All the records that follow need to be reproduced exactly. Omit the images.

Data section.
────────

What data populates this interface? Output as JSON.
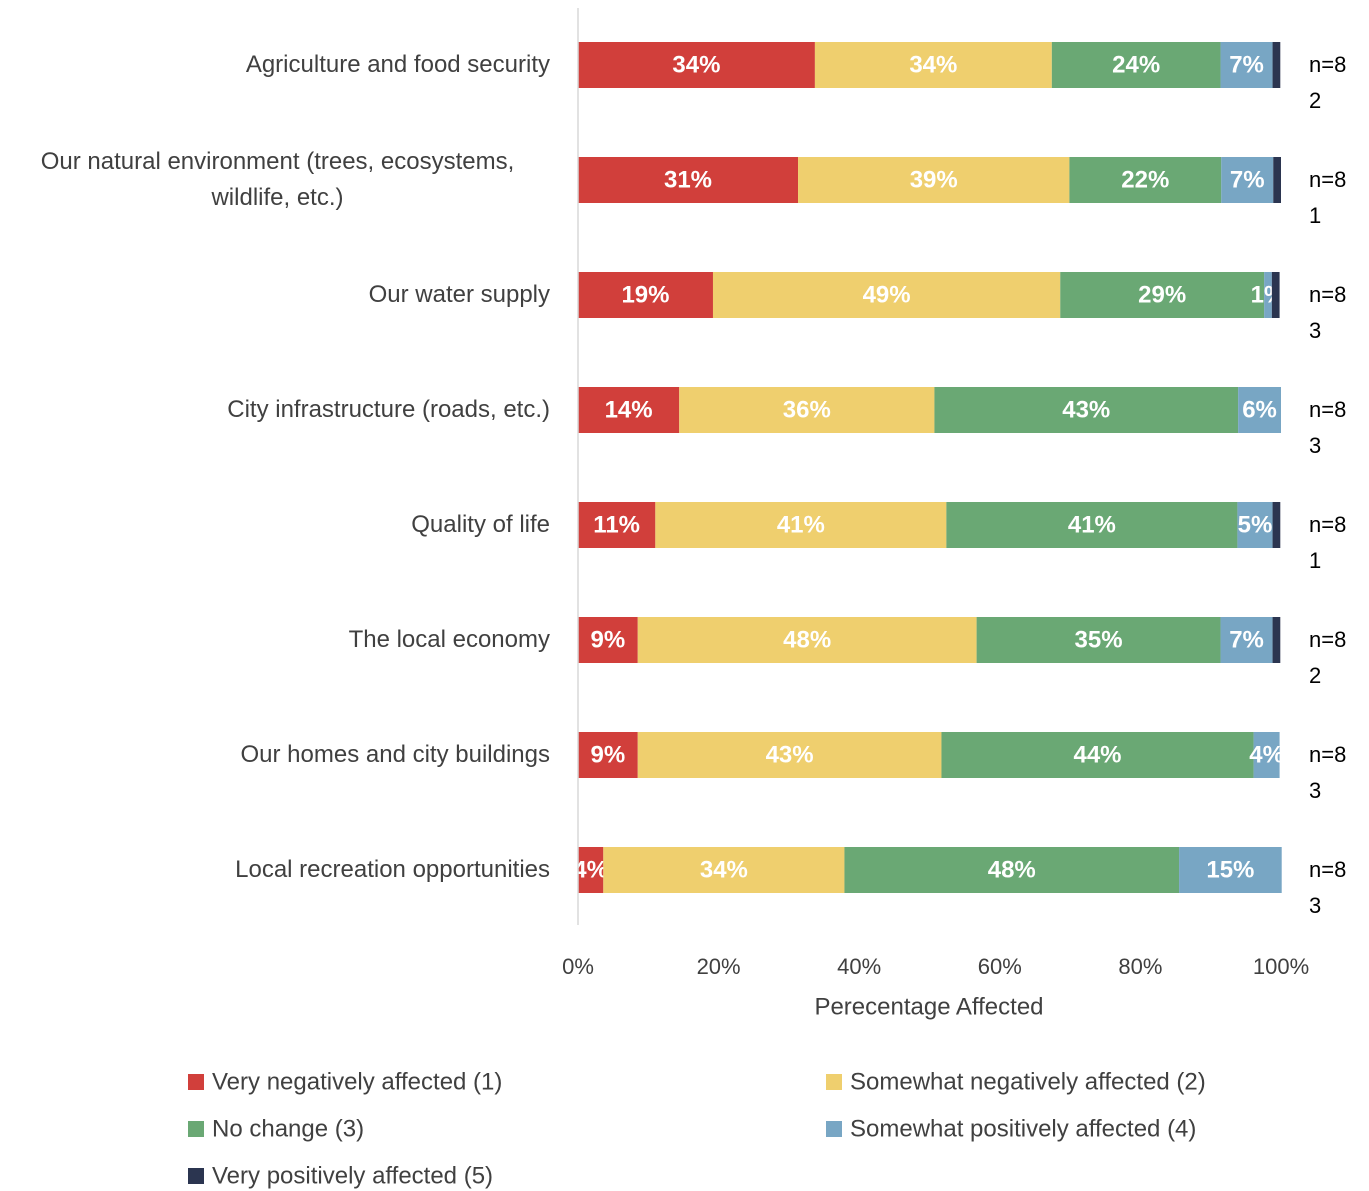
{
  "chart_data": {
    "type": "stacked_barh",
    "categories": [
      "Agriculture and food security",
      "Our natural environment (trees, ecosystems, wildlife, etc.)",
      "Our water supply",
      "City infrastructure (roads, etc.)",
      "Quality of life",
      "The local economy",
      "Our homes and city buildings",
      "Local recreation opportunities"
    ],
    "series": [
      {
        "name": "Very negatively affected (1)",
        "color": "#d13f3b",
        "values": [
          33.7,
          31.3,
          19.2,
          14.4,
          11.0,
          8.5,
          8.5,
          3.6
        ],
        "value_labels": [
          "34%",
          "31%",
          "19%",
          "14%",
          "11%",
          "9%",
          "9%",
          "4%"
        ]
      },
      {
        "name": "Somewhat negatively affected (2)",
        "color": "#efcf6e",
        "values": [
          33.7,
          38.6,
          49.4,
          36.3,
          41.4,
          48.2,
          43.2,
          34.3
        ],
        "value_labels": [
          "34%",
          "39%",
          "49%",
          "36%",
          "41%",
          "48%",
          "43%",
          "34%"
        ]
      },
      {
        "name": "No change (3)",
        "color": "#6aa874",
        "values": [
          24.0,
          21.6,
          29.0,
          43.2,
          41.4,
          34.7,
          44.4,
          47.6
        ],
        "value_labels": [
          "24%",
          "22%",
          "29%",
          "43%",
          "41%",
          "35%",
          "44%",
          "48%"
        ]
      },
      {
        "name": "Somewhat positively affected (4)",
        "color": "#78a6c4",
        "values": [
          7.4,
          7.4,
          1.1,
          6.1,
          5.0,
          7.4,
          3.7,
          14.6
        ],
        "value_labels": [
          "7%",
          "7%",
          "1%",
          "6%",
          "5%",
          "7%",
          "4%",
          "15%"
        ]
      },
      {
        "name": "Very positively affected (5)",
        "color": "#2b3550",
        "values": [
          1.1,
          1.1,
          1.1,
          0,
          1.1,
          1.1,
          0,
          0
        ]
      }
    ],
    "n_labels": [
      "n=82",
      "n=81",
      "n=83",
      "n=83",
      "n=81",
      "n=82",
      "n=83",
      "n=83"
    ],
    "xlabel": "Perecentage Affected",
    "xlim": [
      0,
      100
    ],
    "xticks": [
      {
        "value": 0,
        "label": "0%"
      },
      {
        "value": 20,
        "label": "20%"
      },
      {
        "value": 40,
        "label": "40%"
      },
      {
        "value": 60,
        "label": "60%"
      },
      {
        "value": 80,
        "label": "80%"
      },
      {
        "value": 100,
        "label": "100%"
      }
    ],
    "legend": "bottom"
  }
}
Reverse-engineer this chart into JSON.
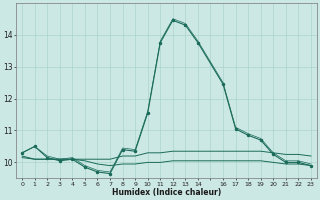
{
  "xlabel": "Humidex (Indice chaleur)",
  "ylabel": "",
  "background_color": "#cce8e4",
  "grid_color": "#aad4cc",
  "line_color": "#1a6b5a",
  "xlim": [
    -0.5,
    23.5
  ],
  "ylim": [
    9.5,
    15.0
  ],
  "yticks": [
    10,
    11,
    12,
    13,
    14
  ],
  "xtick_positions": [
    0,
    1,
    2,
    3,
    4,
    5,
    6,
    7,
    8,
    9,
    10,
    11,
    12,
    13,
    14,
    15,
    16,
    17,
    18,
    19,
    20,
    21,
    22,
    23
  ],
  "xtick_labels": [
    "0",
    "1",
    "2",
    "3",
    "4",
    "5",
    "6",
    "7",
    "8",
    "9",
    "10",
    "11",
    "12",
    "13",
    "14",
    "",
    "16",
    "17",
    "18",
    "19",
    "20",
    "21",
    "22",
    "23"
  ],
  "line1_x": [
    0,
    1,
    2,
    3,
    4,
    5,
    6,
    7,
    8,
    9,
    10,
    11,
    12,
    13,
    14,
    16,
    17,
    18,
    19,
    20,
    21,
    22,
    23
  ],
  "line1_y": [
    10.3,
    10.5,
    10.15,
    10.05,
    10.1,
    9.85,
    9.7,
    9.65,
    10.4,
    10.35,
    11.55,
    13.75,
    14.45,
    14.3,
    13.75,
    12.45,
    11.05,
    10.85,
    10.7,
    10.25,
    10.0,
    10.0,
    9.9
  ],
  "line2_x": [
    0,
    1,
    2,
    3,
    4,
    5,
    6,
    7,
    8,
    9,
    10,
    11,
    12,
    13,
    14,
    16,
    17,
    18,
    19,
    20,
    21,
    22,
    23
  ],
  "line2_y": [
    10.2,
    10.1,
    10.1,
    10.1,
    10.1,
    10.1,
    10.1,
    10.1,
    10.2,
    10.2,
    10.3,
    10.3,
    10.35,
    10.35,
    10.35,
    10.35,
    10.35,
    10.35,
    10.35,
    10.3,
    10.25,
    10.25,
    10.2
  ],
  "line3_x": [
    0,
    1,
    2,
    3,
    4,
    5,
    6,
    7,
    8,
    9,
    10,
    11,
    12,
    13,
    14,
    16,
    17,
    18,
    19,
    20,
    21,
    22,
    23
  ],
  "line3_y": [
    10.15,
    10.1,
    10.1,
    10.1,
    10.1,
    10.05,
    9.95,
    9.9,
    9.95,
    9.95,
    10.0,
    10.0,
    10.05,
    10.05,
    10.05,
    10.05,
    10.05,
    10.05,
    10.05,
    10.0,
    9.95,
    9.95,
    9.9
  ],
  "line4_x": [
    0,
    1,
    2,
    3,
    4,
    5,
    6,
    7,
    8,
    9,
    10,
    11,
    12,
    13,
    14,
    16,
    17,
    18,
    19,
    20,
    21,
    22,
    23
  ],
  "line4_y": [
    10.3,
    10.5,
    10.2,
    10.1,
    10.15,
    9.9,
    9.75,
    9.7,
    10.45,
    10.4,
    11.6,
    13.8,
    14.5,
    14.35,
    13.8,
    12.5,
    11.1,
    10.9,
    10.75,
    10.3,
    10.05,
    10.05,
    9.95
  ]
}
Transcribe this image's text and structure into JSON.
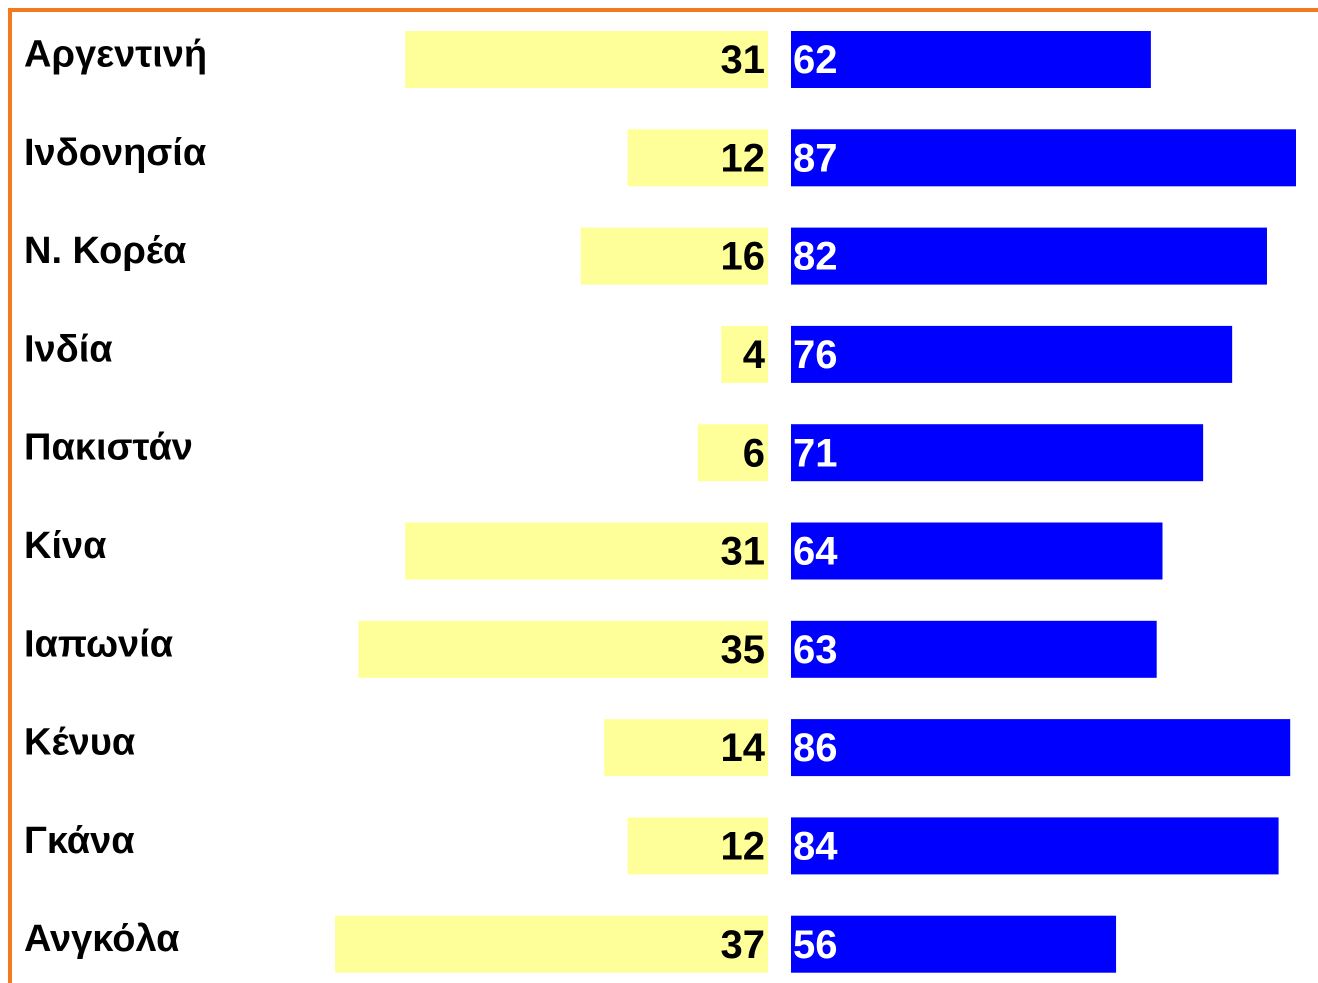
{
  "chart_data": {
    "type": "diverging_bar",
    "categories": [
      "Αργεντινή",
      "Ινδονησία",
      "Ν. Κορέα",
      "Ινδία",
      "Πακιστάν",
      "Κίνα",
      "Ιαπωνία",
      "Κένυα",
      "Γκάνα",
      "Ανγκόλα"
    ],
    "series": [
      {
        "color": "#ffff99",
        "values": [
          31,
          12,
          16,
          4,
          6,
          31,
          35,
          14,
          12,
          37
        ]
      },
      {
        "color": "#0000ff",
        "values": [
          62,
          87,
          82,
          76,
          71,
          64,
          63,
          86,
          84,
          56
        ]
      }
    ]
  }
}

────────

Exercise solution.
What data populates this interface? Output as JSON.
{
  "chart_data": {
    "type": "stacked_barh",
    "categories": [
      "Agriculture and food security",
      "Our natural environment (trees, ecosystems, wildlife, etc.)",
      "Our water supply",
      "City infrastructure (roads, etc.)",
      "Quality of life",
      "The local economy",
      "Our homes and city buildings",
      "Local recreation opportunities"
    ],
    "series": [
      {
        "name": "Very negatively affected (1)",
        "color": "#d13f3b",
        "values": [
          33.7,
          31.3,
          19.2,
          14.4,
          11.0,
          8.5,
          8.5,
          3.6
        ],
        "value_labels": [
          "34%",
          "31%",
          "19%",
          "14%",
          "11%",
          "9%",
          "9%",
          "4%"
        ]
      },
      {
        "name": "Somewhat negatively affected (2)",
        "color": "#efcf6e",
        "values": [
          33.7,
          38.6,
          49.4,
          36.3,
          41.4,
          48.2,
          43.2,
          34.3
        ],
        "value_labels": [
          "34%",
          "39%",
          "49%",
          "36%",
          "41%",
          "48%",
          "43%",
          "34%"
        ]
      },
      {
        "name": "No change (3)",
        "color": "#6aa874",
        "values": [
          24.0,
          21.6,
          29.0,
          43.2,
          41.4,
          34.7,
          44.4,
          47.6
        ],
        "value_labels": [
          "24%",
          "22%",
          "29%",
          "43%",
          "41%",
          "35%",
          "44%",
          "48%"
        ]
      },
      {
        "name": "Somewhat positively affected (4)",
        "color": "#78a6c4",
        "values": [
          7.4,
          7.4,
          1.1,
          6.1,
          5.0,
          7.4,
          3.7,
          14.6
        ],
        "value_labels": [
          "7%",
          "7%",
          "1%",
          "6%",
          "5%",
          "7%",
          "4%",
          "15%"
        ]
      },
      {
        "name": "Very positively affected (5)",
        "color": "#2b3550",
        "values": [
          1.1,
          1.1,
          1.1,
          0,
          1.1,
          1.1,
          0,
          0
        ]
      }
    ],
    "n_labels": [
      "n=82",
      "n=81",
      "n=83",
      "n=83",
      "n=81",
      "n=82",
      "n=83",
      "n=83"
    ],
    "xlabel": "Perecentage Affected",
    "xlim": [
      0,
      100
    ],
    "xticks": [
      {
        "value": 0,
        "label": "0%"
      },
      {
        "value": 20,
        "label": "20%"
      },
      {
        "value": 40,
        "label": "40%"
      },
      {
        "value": 60,
        "label": "60%"
      },
      {
        "value": 80,
        "label": "80%"
      },
      {
        "value": 100,
        "label": "100%"
      }
    ],
    "legend": "bottom"
  }
}
Reverse-engineer this chart into JSON.
{
  "xlabel": "Humidex (Indice chaleur)",
  "ylabel": "",
  "background_color": "#cce8e4",
  "grid_color": "#aad4cc",
  "line_color": "#1a6b5a",
  "xlim": [
    -0.5,
    23.5
  ],
  "ylim": [
    9.5,
    15.0
  ],
  "yticks": [
    10,
    11,
    12,
    13,
    14
  ],
  "xtick_positions": [
    0,
    1,
    2,
    3,
    4,
    5,
    6,
    7,
    8,
    9,
    10,
    11,
    12,
    13,
    14,
    15,
    16,
    17,
    18,
    19,
    20,
    21,
    22,
    23
  ],
  "xtick_labels": [
    "0",
    "1",
    "2",
    "3",
    "4",
    "5",
    "6",
    "7",
    "8",
    "9",
    "10",
    "11",
    "12",
    "13",
    "14",
    "",
    "16",
    "17",
    "18",
    "19",
    "20",
    "21",
    "22",
    "23"
  ],
  "line1_x": [
    0,
    1,
    2,
    3,
    4,
    5,
    6,
    7,
    8,
    9,
    10,
    11,
    12,
    13,
    14,
    16,
    17,
    18,
    19,
    20,
    21,
    22,
    23
  ],
  "line1_y": [
    10.3,
    10.5,
    10.15,
    10.05,
    10.1,
    9.85,
    9.7,
    9.65,
    10.4,
    10.35,
    11.55,
    13.75,
    14.45,
    14.3,
    13.75,
    12.45,
    11.05,
    10.85,
    10.7,
    10.25,
    10.0,
    10.0,
    9.9
  ],
  "line2_x": [
    0,
    1,
    2,
    3,
    4,
    5,
    6,
    7,
    8,
    9,
    10,
    11,
    12,
    13,
    14,
    16,
    17,
    18,
    19,
    20,
    21,
    22,
    23
  ],
  "line2_y": [
    10.2,
    10.1,
    10.1,
    10.1,
    10.1,
    10.1,
    10.1,
    10.1,
    10.2,
    10.2,
    10.3,
    10.3,
    10.35,
    10.35,
    10.35,
    10.35,
    10.35,
    10.35,
    10.35,
    10.3,
    10.25,
    10.25,
    10.2
  ],
  "line3_x": [
    0,
    1,
    2,
    3,
    4,
    5,
    6,
    7,
    8,
    9,
    10,
    11,
    12,
    13,
    14,
    16,
    17,
    18,
    19,
    20,
    21,
    22,
    23
  ],
  "line3_y": [
    10.15,
    10.1,
    10.1,
    10.1,
    10.1,
    10.05,
    9.95,
    9.9,
    9.95,
    9.95,
    10.0,
    10.0,
    10.05,
    10.05,
    10.05,
    10.05,
    10.05,
    10.05,
    10.05,
    10.0,
    9.95,
    9.95,
    9.9
  ],
  "line4_x": [
    0,
    1,
    2,
    3,
    4,
    5,
    6,
    7,
    8,
    9,
    10,
    11,
    12,
    13,
    14,
    16,
    17,
    18,
    19,
    20,
    21,
    22,
    23
  ],
  "line4_y": [
    10.3,
    10.5,
    10.2,
    10.1,
    10.15,
    9.9,
    9.75,
    9.7,
    10.45,
    10.4,
    11.6,
    13.8,
    14.5,
    14.35,
    13.8,
    12.5,
    11.1,
    10.9,
    10.75,
    10.3,
    10.05,
    10.05,
    9.95
  ]
}
Transcribe this image's text and structure into JSON.
{
  "chart_data": {
    "type": "diverging_bar",
    "categories": [
      "Αργεντινή",
      "Ινδονησία",
      "Ν. Κορέα",
      "Ινδία",
      "Πακιστάν",
      "Κίνα",
      "Ιαπωνία",
      "Κένυα",
      "Γκάνα",
      "Ανγκόλα"
    ],
    "series": [
      {
        "color": "#ffff99",
        "values": [
          31,
          12,
          16,
          4,
          6,
          31,
          35,
          14,
          12,
          37
        ]
      },
      {
        "color": "#0000ff",
        "values": [
          62,
          87,
          82,
          76,
          71,
          64,
          63,
          86,
          84,
          56
        ]
      }
    ]
  }
}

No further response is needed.